Entries —
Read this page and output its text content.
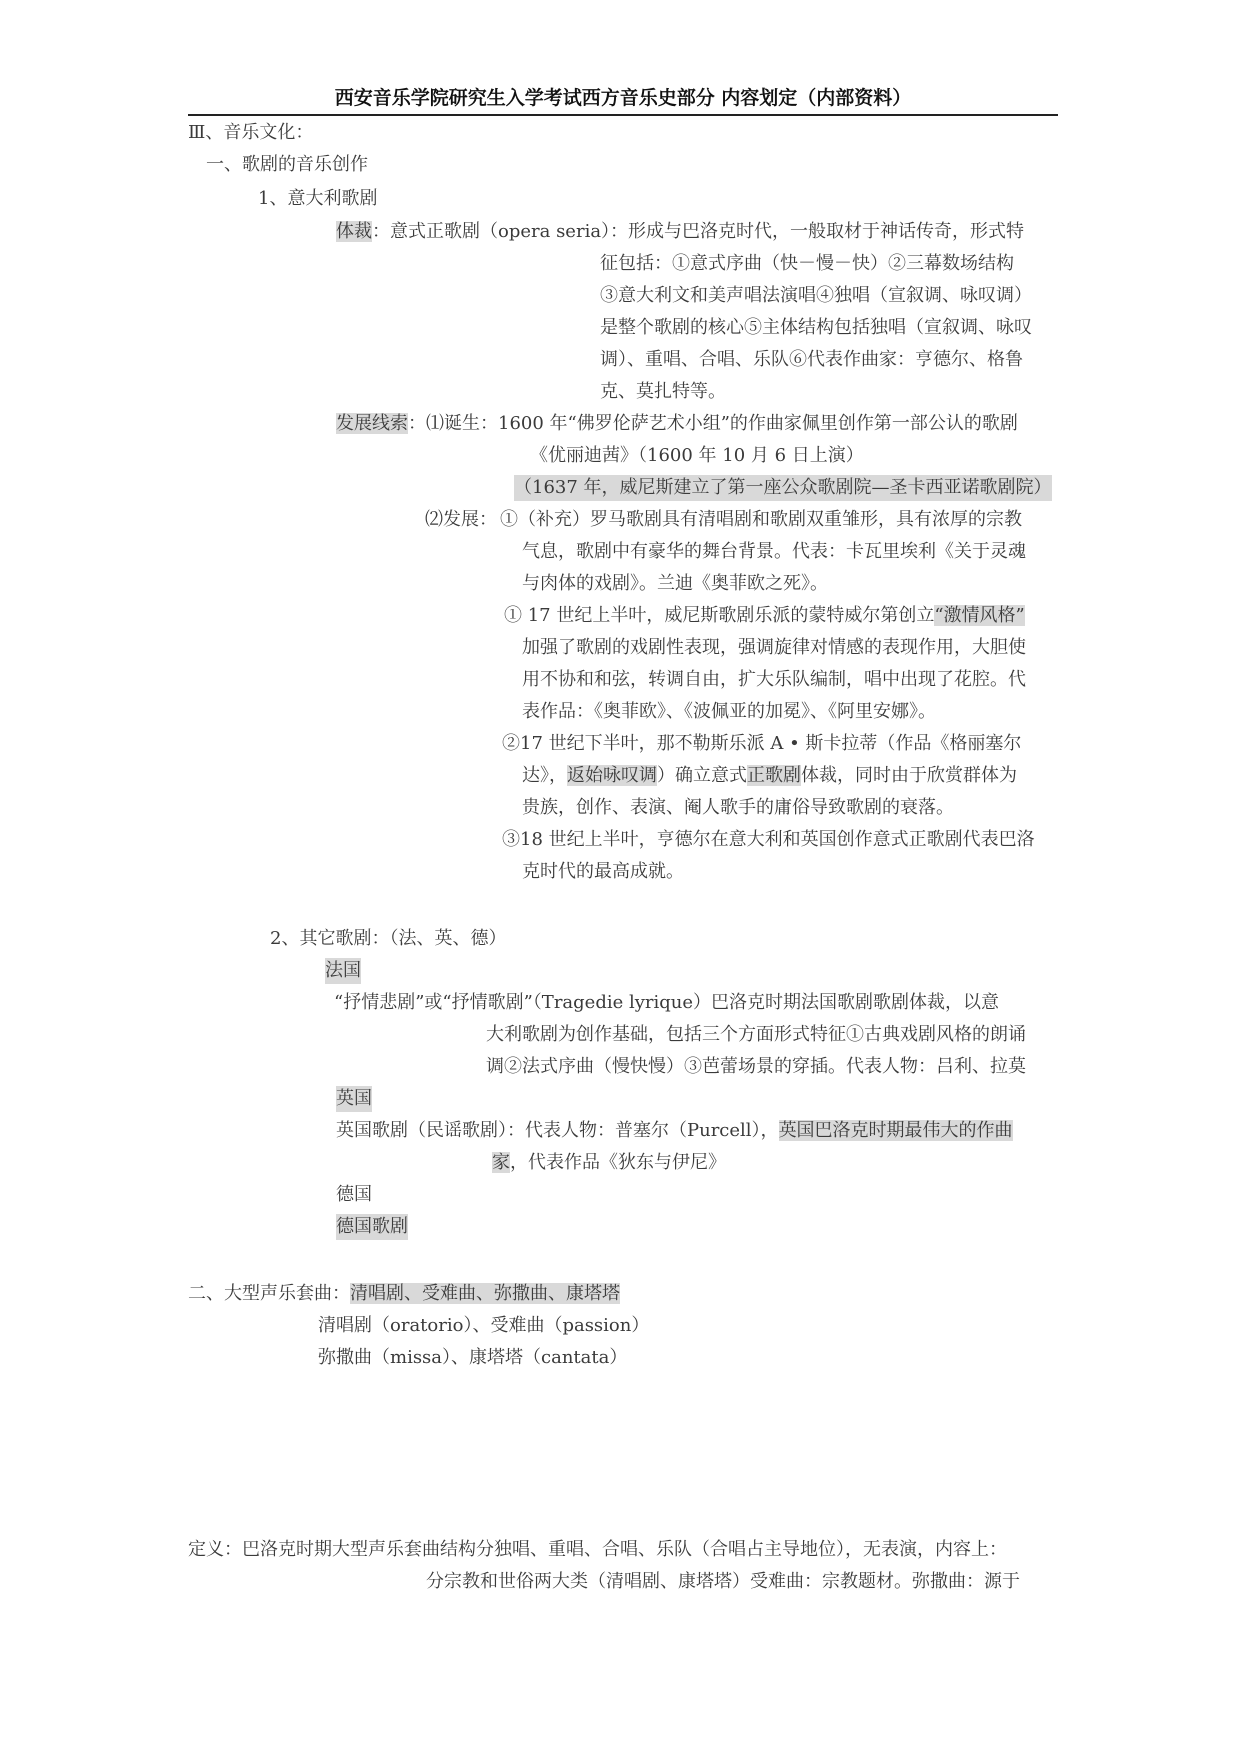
西安音乐学院研究生入学考试西方音乐史部分 内容划定（内部资料）
Ⅲ、音乐文化：
一、歌剧的音乐创作
1、意大利歌剧
体裁：意式正歌剧（opera seria）：形成与巴洛克时代，一般取材于神话传奇，形式特
征包括：①意式序曲（快－慢－快）②三幕数场结构
③意大利文和美声唱法演唱④独唱（宣叙调、咏叹调）
是整个歌剧的核心⑤主体结构包括独唱（宣叙调、咏叹
调）、重唱、合唱、乐队⑥代表作曲家：亨德尔、格鲁
克、莫扎特等。
发展线索：⑴诞生：1600 年“佛罗伦萨艺术小组”的作曲家佩里创作第一部公认的歌剧
《优丽迪茜》（1600 年 10 月 6 日上演）
（1637 年，威尼斯建立了第一座公众歌剧院—圣卡西亚诺歌剧院）
⑵发展： ①（补充）罗马歌剧具有清唱剧和歌剧双重雏形，具有浓厚的宗教
气息，歌剧中有豪华的舞台背景。代表：卡瓦里埃利《关于灵魂
与肉体的戏剧》。兰迪《奥菲欧之死》。
① 17 世纪上半叶，威尼斯歌剧乐派的蒙特威尔第创立“激情风格”
加强了歌剧的戏剧性表现，强调旋律对情感的表现作用，大胆使
用不协和和弦，转调自由，扩大乐队编制，唱中出现了花腔。代
表作品：《奥菲欧》、《波佩亚的加冕》、《阿里安娜》。
②17 世纪下半叶，那不勒斯乐派 A • 斯卡拉蒂（作品《格丽塞尔
达》，返始咏叹调）确立意式正歌剧体裁，同时由于欣赏群体为
贵族，创作、表演、阉人歌手的庸俗导致歌剧的衰落。
③18 世纪上半叶，亨德尔在意大利和英国创作意式正歌剧代表巴洛
克时代的最高成就。
2、其它歌剧：（法、英、德）
法国
“抒情悲剧”或“抒情歌剧”（Tragedie lyrique）巴洛克时期法国歌剧歌剧体裁，以意
大利歌剧为创作基础，包括三个方面形式特征①古典戏剧风格的朗诵
调②法式序曲（慢快慢）③芭蕾场景的穿插。代表人物：吕利、拉莫
英国
英国歌剧（民谣歌剧）：代表人物：普塞尔（Purcell），英国巴洛克时期最伟大的作曲
家，代表作品《狄东与伊尼》
德国
德国歌剧
二、大型声乐套曲：清唱剧、受难曲、弥撒曲、康塔塔
清唱剧（oratorio）、受难曲（passion）
弥撒曲（missa）、康塔塔（cantata）
定义：巴洛克时期大型声乐套曲结构分独唱、重唱、合唱、乐队（合唱占主导地位），无表演，内容上：
分宗教和世俗两大类（清唱剧、康塔塔）受难曲：宗教题材。弥撒曲：源于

Exercise task —
Leave out the pictures and copy every record above exactly.

Answer to this task —
Read this page and output its text content.
西安音乐学院研究生入学考试西方音乐史部分 内容划定（内部资料）
Ⅲ、音乐文化：
一、歌剧的音乐创作
1、意大利歌剧
体裁：意式正歌剧（opera seria）：形成与巴洛克时代，一般取材于神话传奇，形式特
征包括：①意式序曲（快－慢－快）②三幕数场结构
③意大利文和美声唱法演唱④独唱（宣叙调、咏叹调）
是整个歌剧的核心⑤主体结构包括独唱（宣叙调、咏叹
调）、重唱、合唱、乐队⑥代表作曲家：亨德尔、格鲁
克、莫扎特等。
发展线索：⑴诞生：1600 年“佛罗伦萨艺术小组”的作曲家佩里创作第一部公认的歌剧
《优丽迪茜》（1600 年 10 月 6 日上演）
（1637 年，威尼斯建立了第一座公众歌剧院—圣卡西亚诺歌剧院）
⑵发展： ①（补充）罗马歌剧具有清唱剧和歌剧双重雏形，具有浓厚的宗教
气息，歌剧中有豪华的舞台背景。代表：卡瓦里埃利《关于灵魂
与肉体的戏剧》。兰迪《奥菲欧之死》。
① 17 世纪上半叶，威尼斯歌剧乐派的蒙特威尔第创立“激情风格”
加强了歌剧的戏剧性表现，强调旋律对情感的表现作用，大胆使
用不协和和弦，转调自由，扩大乐队编制，唱中出现了花腔。代
表作品：《奥菲欧》、《波佩亚的加冕》、《阿里安娜》。
②17 世纪下半叶，那不勒斯乐派 A • 斯卡拉蒂（作品《格丽塞尔
达》，返始咏叹调）确立意式正歌剧体裁，同时由于欣赏群体为
贵族，创作、表演、阉人歌手的庸俗导致歌剧的衰落。
③18 世纪上半叶，亨德尔在意大利和英国创作意式正歌剧代表巴洛
克时代的最高成就。
2、其它歌剧：（法、英、德）
法国
“抒情悲剧”或“抒情歌剧”（Tragedie lyrique）巴洛克时期法国歌剧歌剧体裁，以意
大利歌剧为创作基础，包括三个方面形式特征①古典戏剧风格的朗诵
调②法式序曲（慢快慢）③芭蕾场景的穿插。代表人物：吕利、拉莫
英国
英国歌剧（民谣歌剧）：代表人物：普塞尔（Purcell），英国巴洛克时期最伟大的作曲
家，代表作品《狄东与伊尼》
德国
德国歌剧
二、大型声乐套曲：清唱剧、受难曲、弥撒曲、康塔塔
清唱剧（oratorio）、受难曲（passion）
弥撒曲（missa）、康塔塔（cantata）
定义：巴洛克时期大型声乐套曲结构分独唱、重唱、合唱、乐队（合唱占主导地位），无表演，内容上：
分宗教和世俗两大类（清唱剧、康塔塔）受难曲：宗教题材。弥撒曲：源于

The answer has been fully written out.